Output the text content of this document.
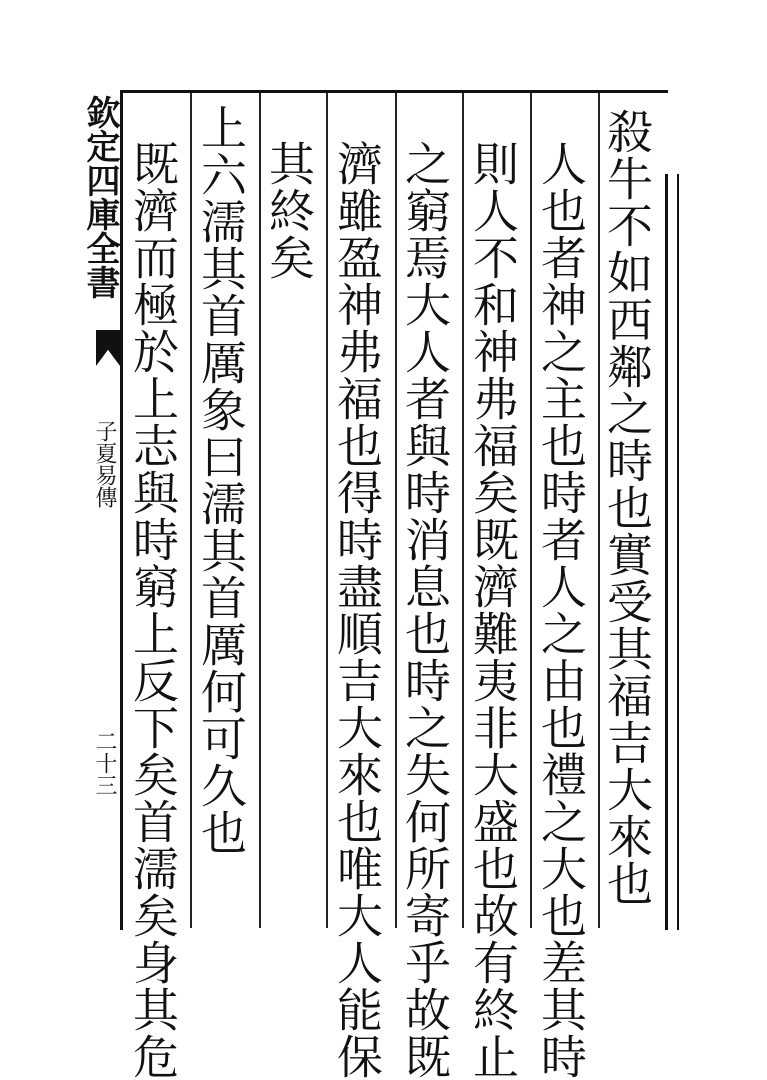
殺牛不如西鄰之時也實受其福吉大來也
人也者神之主也時者人之由也禮之大也差其時
則人不和神弗福矣既濟難夷非大盛也故有終止
之窮焉大人者與時消息也時之失何所寄乎故既
濟雖盈神弗福也得時盡順吉大來也唯大人能保
其終矣
上六濡其首厲象曰濡其首厲何可久也
既濟而極於上志與時窮上反下矣首濡矣身其危
欽定四庫全書
子夏易傳
二十三
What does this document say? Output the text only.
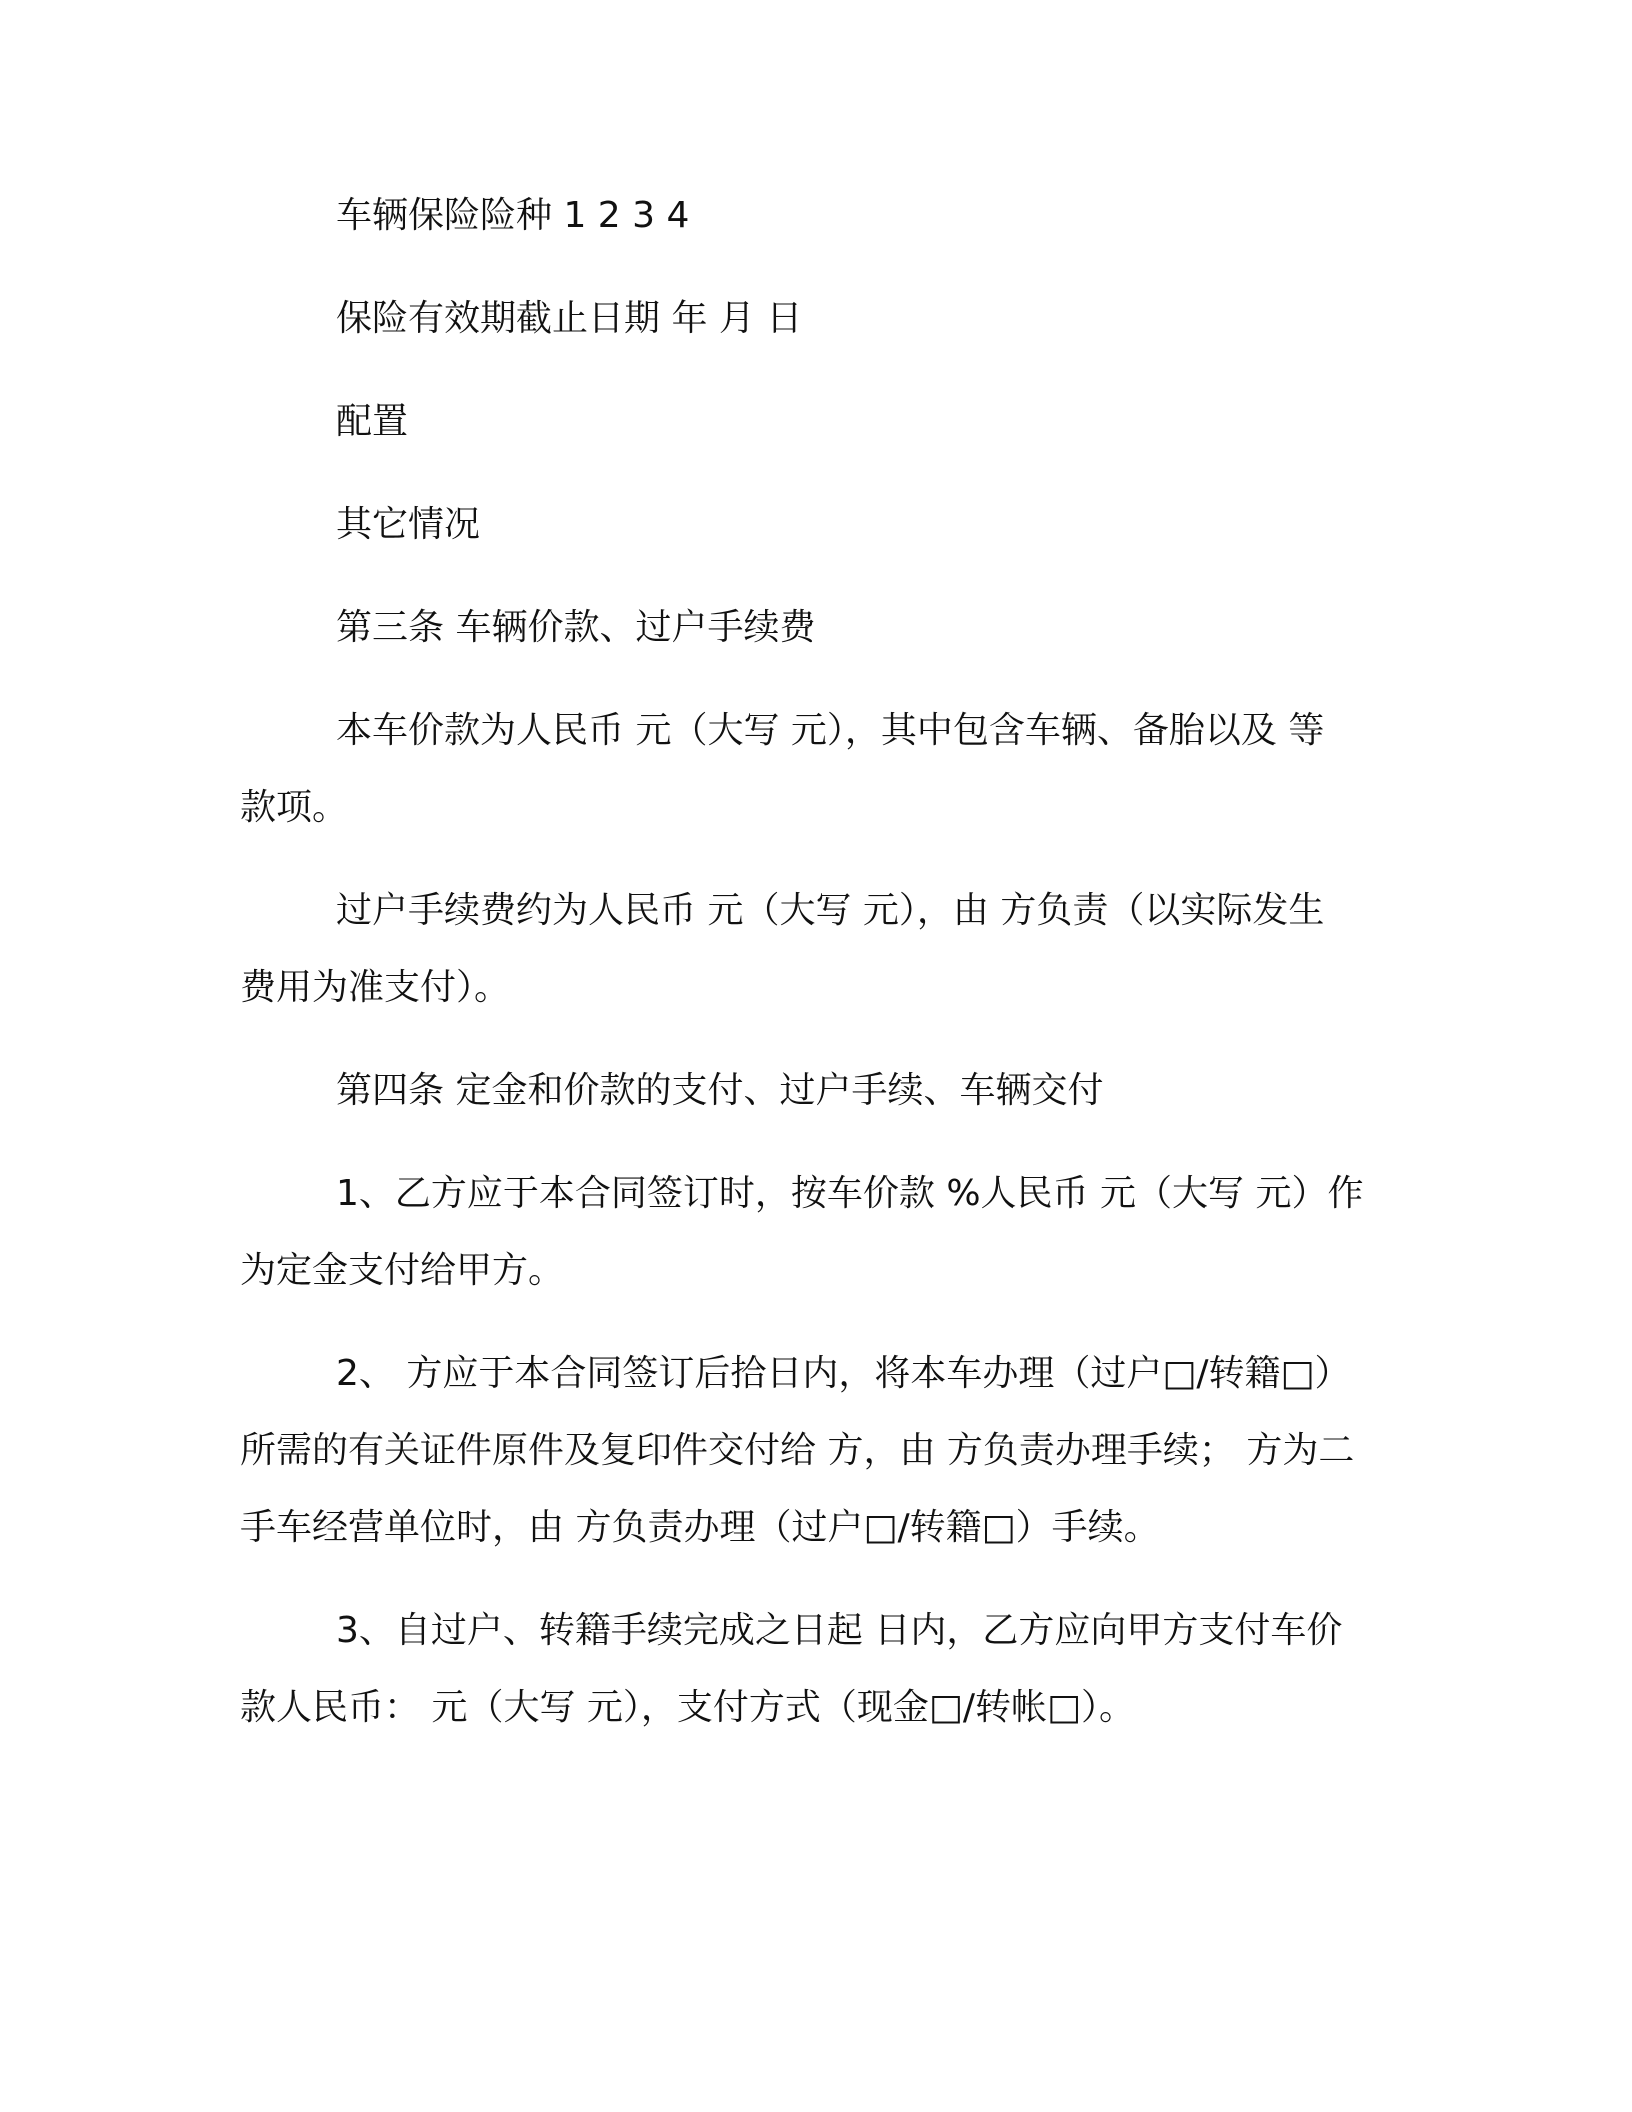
车辆保险险种 1 2 3 4
保险有效期截止日期 年 月 日
配置
其它情况
第三条 车辆价款、过户手续费
本车价款为人民币 元（大写 元），其中包含车辆、备胎以及 等
款项。
过户手续费约为人民币 元（大写 元），由 方负责（以实际发生
费用为准支付）。
第四条 定金和价款的支付、过户手续、车辆交付
1、乙方应于本合同签订时，按车价款 %人民币 元（大写 元）作
为定金支付给甲方。
2、 方应于本合同签订后拾日内，将本车办理（过户□/转籍□）
所需的有关证件原件及复印件交付给 方，由 方负责办理手续； 方为二
手车经营单位时，由 方负责办理（过户□/转籍□）手续。
3、自过户、转籍手续完成之日起 日内，乙方应向甲方支付车价
款人民币： 元（大写 元），支付方式（现金□/转帐□）。
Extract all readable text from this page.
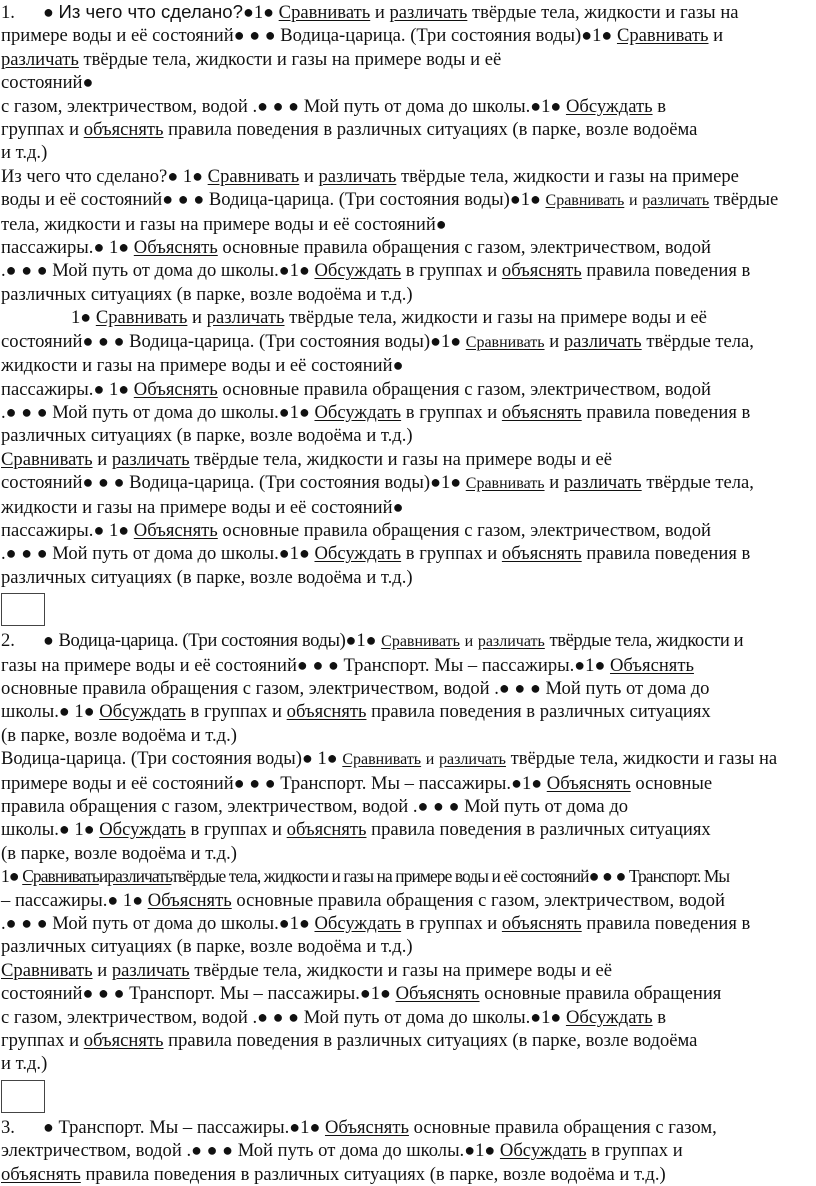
1. ● Из чего что сделано?●1● Сравнивать и различать твёрдые тела, жидкости и газы на
примере воды и её состояний● ● ● Водица-царица. (Три состояния воды)●1● Сравнивать и
различать твёрдые тела, жидкости и газы на примере воды и её
состояний●
с газом, электричеством, водой .● ● ● Мой путь от дома до школы.●1● Обсуждать в
группах и объяснять правила поведения в различных ситуациях (в парке, возле водоёма
и т.д.)
Из чего что сделано?● 1● Сравнивать и различать твёрдые тела, жидкости и газы на примере
воды и её состояний● ● ● Водица-царица. (Три состояния воды)●1● Сравнивать и различать твёрдые
тела, жидкости и газы на примере воды и её состояний●
пассажиры.● 1● Объяснять основные правила обращения с газом, электричеством, водой
.● ● ● Мой путь от дома до школы.●1● Обсуждать в группах и объяснять правила поведения в
различных ситуациях (в парке, возле водоёма и т.д.)
1● Сравнивать и различать твёрдые тела, жидкости и газы на примере воды и её
состояний● ● ● Водица-царица. (Три состояния воды)●1● Сравнивать и различать твёрдые тела,
жидкости и газы на примере воды и её состояний●
пассажиры.● 1● Объяснять основные правила обращения с газом, электричеством, водой
.● ● ● Мой путь от дома до школы.●1● Обсуждать в группах и объяснять правила поведения в
различных ситуациях (в парке, возле водоёма и т.д.)
Сравнивать и различать твёрдые тела, жидкости и газы на примере воды и её
состояний● ● ● Водица-царица. (Три состояния воды)●1● Сравнивать и различать твёрдые тела,
жидкости и газы на примере воды и её состояний●
пассажиры.● 1● Объяснять основные правила обращения с газом, электричеством, водой
.● ● ● Мой путь от дома до школы.●1● Обсуждать в группах и объяснять правила поведения в
различных ситуациях (в парке, возле водоёма и т.д.)
2. ● Водица-царица. (Три состояния воды)●1● Сравнивать и различать твёрдые тела, жидкости и
газы на примере воды и её состояний● ● ● Транспорт. Мы – пассажиры.●1● Объяснять
основные правила обращения с газом, электричеством, водой .● ● ● Мой путь от дома до
школы.● 1● Обсуждать в группах и объяснять правила поведения в различных ситуациях
(в парке, возле водоёма и т.д.)
Водица-царица. (Три состояния воды)● 1● Сравнивать и различать твёрдые тела, жидкости и газы на
примере воды и её состояний● ● ● Транспорт. Мы – пассажиры.●1● Объяснять основные
правила обращения с газом, электричеством, водой .● ● ● Мой путь от дома до
школы.● 1● Обсуждать в группах и объяснять правила поведения в различных ситуациях
(в парке, возле водоёма и т.д.)
1● Сравниватьиразличатьтвёрдые тела, жидкости и газы на примере воды и её состояний● ● ● Транспорт. Мы
– пассажиры.● 1● Объяснять основные правила обращения с газом, электричеством, водой
.● ● ● Мой путь от дома до школы.●1● Обсуждать в группах и объяснять правила поведения в
различных ситуациях (в парке, возле водоёма и т.д.)
Сравнивать и различать твёрдые тела, жидкости и газы на примере воды и её
состояний● ● ● Транспорт. Мы – пассажиры.●1● Объяснять основные правила обращения
с газом, электричеством, водой .● ● ● Мой путь от дома до школы.●1● Обсуждать в
группах и объяснять правила поведения в различных ситуациях (в парке, возле водоёма
и т.д.)
3. ● Транспорт. Мы – пассажиры.●1● Объяснять основные правила обращения с газом,
электричеством, водой .● ● ● Мой путь от дома до школы.●1● Обсуждать в группах и
объяснять правила поведения в различных ситуациях (в парке, возле водоёма и т.д.)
———
■ Short problem ■
Copy all the data exactly as written, but skip any picture.

■ Written answer ■
Output the text content of this document.
殺牛不如西鄰之時也實受其福吉大來也
人也者神之主也時者人之由也禮之大也差其時
則人不和神弗福矣既濟難夷非大盛也故有終止
之窮焉大人者與時消息也時之失何所寄乎故既
濟雖盈神弗福也得時盡順吉大來也唯大人能保
其終矣
上六濡其首厲象曰濡其首厲何可久也
既濟而極於上志與時窮上反下矣首濡矣身其危
欽定四庫全書
子夏易傳
二十三
What does this document say? Output the text only.
车辆保险险种 1 2 3 4
保险有效期截止日期 年 月 日
配置
其它情况
第三条 车辆价款、过户手续费
本车价款为人民币 元（大写 元），其中包含车辆、备胎以及 等
款项。
过户手续费约为人民币 元（大写 元），由 方负责（以实际发生
费用为准支付）。
第四条 定金和价款的支付、过户手续、车辆交付
1、乙方应于本合同签订时，按车价款 %人民币 元（大写 元）作
为定金支付给甲方。
2、 方应于本合同签订后拾日内，将本车办理（过户□/转籍□）
所需的有关证件原件及复印件交付给 方，由 方负责办理手续； 方为二
手车经营单位时，由 方负责办理（过户□/转籍□）手续。
3、自过户、转籍手续完成之日起 日内，乙方应向甲方支付车价
款人民币： 元（大写 元），支付方式（现金□/转帐□）。
Extract all readable text from this page.
1. ● Из чего что сделано?●1● Сравнивать и различать твёрдые тела, жидкости и газы на
примере воды и её состояний● ● ● Водица-царица. (Три состояния воды)●1● Сравнивать и
различать твёрдые тела, жидкости и газы на примере воды и её
состояний●
с газом, электричеством, водой .● ● ● Мой путь от дома до школы.●1● Обсуждать в
группах и объяснять правила поведения в различных ситуациях (в парке, возле водоёма
и т.д.)
Из чего что сделано?● 1● Сравнивать и различать твёрдые тела, жидкости и газы на примере
воды и её состояний● ● ● Водица-царица. (Три состояния воды)●1● Сравнивать и различать твёрдые
тела, жидкости и газы на примере воды и её состояний●
пассажиры.● 1● Объяснять основные правила обращения с газом, электричеством, водой
.● ● ● Мой путь от дома до школы.●1● Обсуждать в группах и объяснять правила поведения в
различных ситуациях (в парке, возле водоёма и т.д.)
1● Сравнивать и различать твёрдые тела, жидкости и газы на примере воды и её
состояний● ● ● Водица-царица. (Три состояния воды)●1● Сравнивать и различать твёрдые тела,
жидкости и газы на примере воды и её состояний●
пассажиры.● 1● Объяснять основные правила обращения с газом, электричеством, водой
.● ● ● Мой путь от дома до школы.●1● Обсуждать в группах и объяснять правила поведения в
различных ситуациях (в парке, возле водоёма и т.д.)
Сравнивать и различать твёрдые тела, жидкости и газы на примере воды и её
состояний● ● ● Водица-царица. (Три состояния воды)●1● Сравнивать и различать твёрдые тела,
жидкости и газы на примере воды и её состояний●
пассажиры.● 1● Объяснять основные правила обращения с газом, электричеством, водой
.● ● ● Мой путь от дома до школы.●1● Обсуждать в группах и объяснять правила поведения в
различных ситуациях (в парке, возле водоёма и т.д.)
2. ● Водица-царица. (Три состояния воды)●1● Сравнивать и различать твёрдые тела, жидкости и
газы на примере воды и её состояний● ● ● Транспорт. Мы – пассажиры.●1● Объяснять
основные правила обращения с газом, электричеством, водой .● ● ● Мой путь от дома до
школы.● 1● Обсуждать в группах и объяснять правила поведения в различных ситуациях
(в парке, возле водоёма и т.д.)
Водица-царица. (Три состояния воды)● 1● Сравнивать и различать твёрдые тела, жидкости и газы на
примере воды и её состояний● ● ● Транспорт. Мы – пассажиры.●1● Объяснять основные
правила обращения с газом, электричеством, водой .● ● ● Мой путь от дома до
школы.● 1● Обсуждать в группах и объяснять правила поведения в различных ситуациях
(в парке, возле водоёма и т.д.)
1● Сравниватьиразличатьтвёрдые тела, жидкости и газы на примере воды и её состояний● ● ● Транспорт. Мы
– пассажиры.● 1● Объяснять основные правила обращения с газом, электричеством, водой
.● ● ● Мой путь от дома до школы.●1● Обсуждать в группах и объяснять правила поведения в
различных ситуациях (в парке, возле водоёма и т.д.)
Сравнивать и различать твёрдые тела, жидкости и газы на примере воды и её
состояний● ● ● Транспорт. Мы – пассажиры.●1● Объяснять основные правила обращения
с газом, электричеством, водой .● ● ● Мой путь от дома до школы.●1● Обсуждать в
группах и объяснять правила поведения в различных ситуациях (в парке, возле водоёма
и т.д.)
3. ● Транспорт. Мы – пассажиры.●1● Объяснять основные правила обращения с газом,
электричеством, водой .● ● ● Мой путь от дома до школы.●1● Обсуждать в группах и
объяснять правила поведения в различных ситуациях (в парке, возле водоёма и т.д.)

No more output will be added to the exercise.